Check every line of the entries that follow, and copy the ones containing "from".

• Raw data:
— begin —

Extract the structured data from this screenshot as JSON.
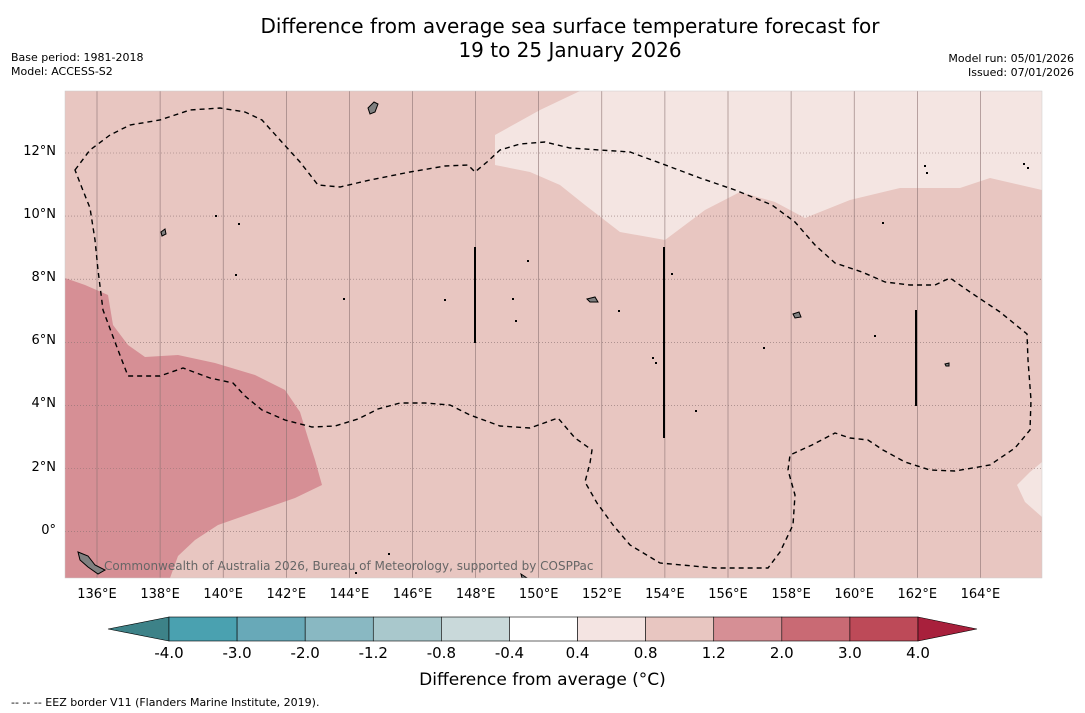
{
  "title": {
    "line1": "Difference from average sea surface temperature forecast for",
    "line2": "19 to 25 January 2026"
  },
  "meta_left": {
    "base_period": "Base period: 1981-2018",
    "model": "Model: ACCESS-S2"
  },
  "meta_right": {
    "model_run": "Model run: 05/01/2026",
    "issued": "Issued: 07/01/2026"
  },
  "map": {
    "lon_labels": [
      "136°E",
      "138°E",
      "140°E",
      "142°E",
      "144°E",
      "146°E",
      "148°E",
      "150°E",
      "152°E",
      "154°E",
      "156°E",
      "158°E",
      "160°E",
      "162°E",
      "164°E"
    ],
    "lat_labels": [
      "12°N",
      "10°N",
      "8°N",
      "6°N",
      "4°N",
      "2°N",
      "0°"
    ],
    "credit": "Commonwealth of Australia 2026, Bureau of Meteorology, supported by COSPPac"
  },
  "colorbar": {
    "tick_labels": [
      "-4.0",
      "-3.0",
      "-2.0",
      "-1.2",
      "-0.8",
      "-0.4",
      "0.4",
      "0.8",
      "1.2",
      "2.0",
      "3.0",
      "4.0"
    ],
    "colors": [
      "#4aa1b0",
      "#68a9b8",
      "#89b8c2",
      "#a9c8cc",
      "#c9d9da",
      "#ffffff",
      "#f4e4e2",
      "#e8c6c1",
      "#d68f95",
      "#c96a74",
      "#bd4a58"
    ],
    "extend_low": "#3d8288",
    "extend_high": "#a8203c",
    "title": "Difference from average (°C)"
  },
  "footnote": "--  --  -- EEZ border V11 (Flanders Marine Institute, 2019)."
}
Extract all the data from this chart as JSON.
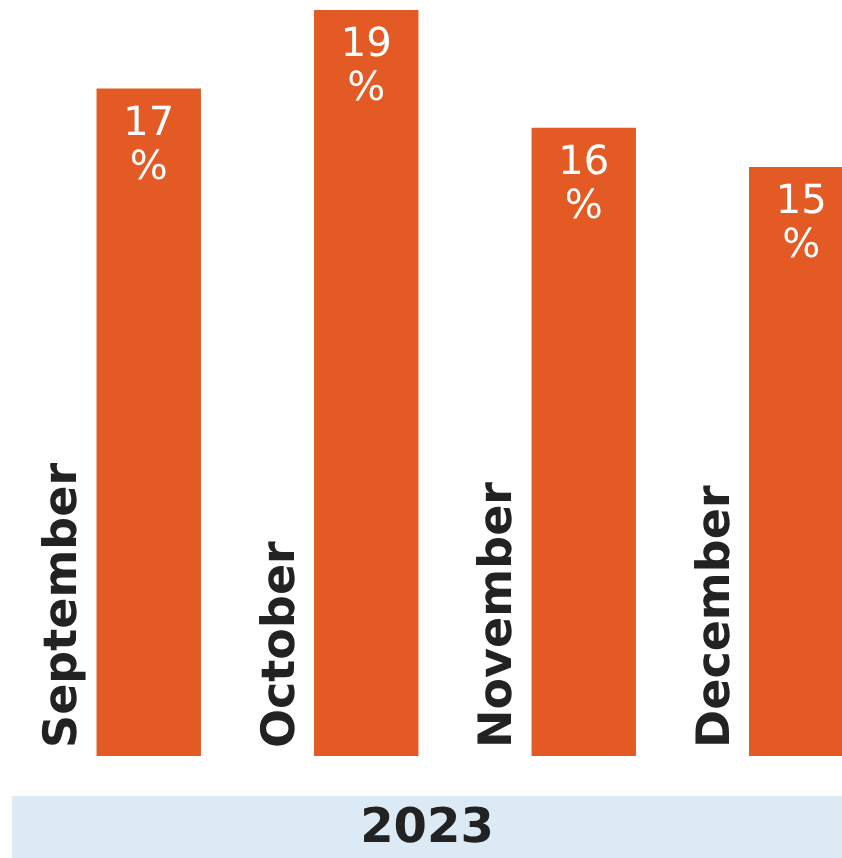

— end —

• Response to the exercise:
Extract the structured data from this screenshot as JSON.
    "line1": "Difference from average sea surface temperature forecast for",
    "title": "Difference from average (°C)"
Extract all the data from this chart as JSON.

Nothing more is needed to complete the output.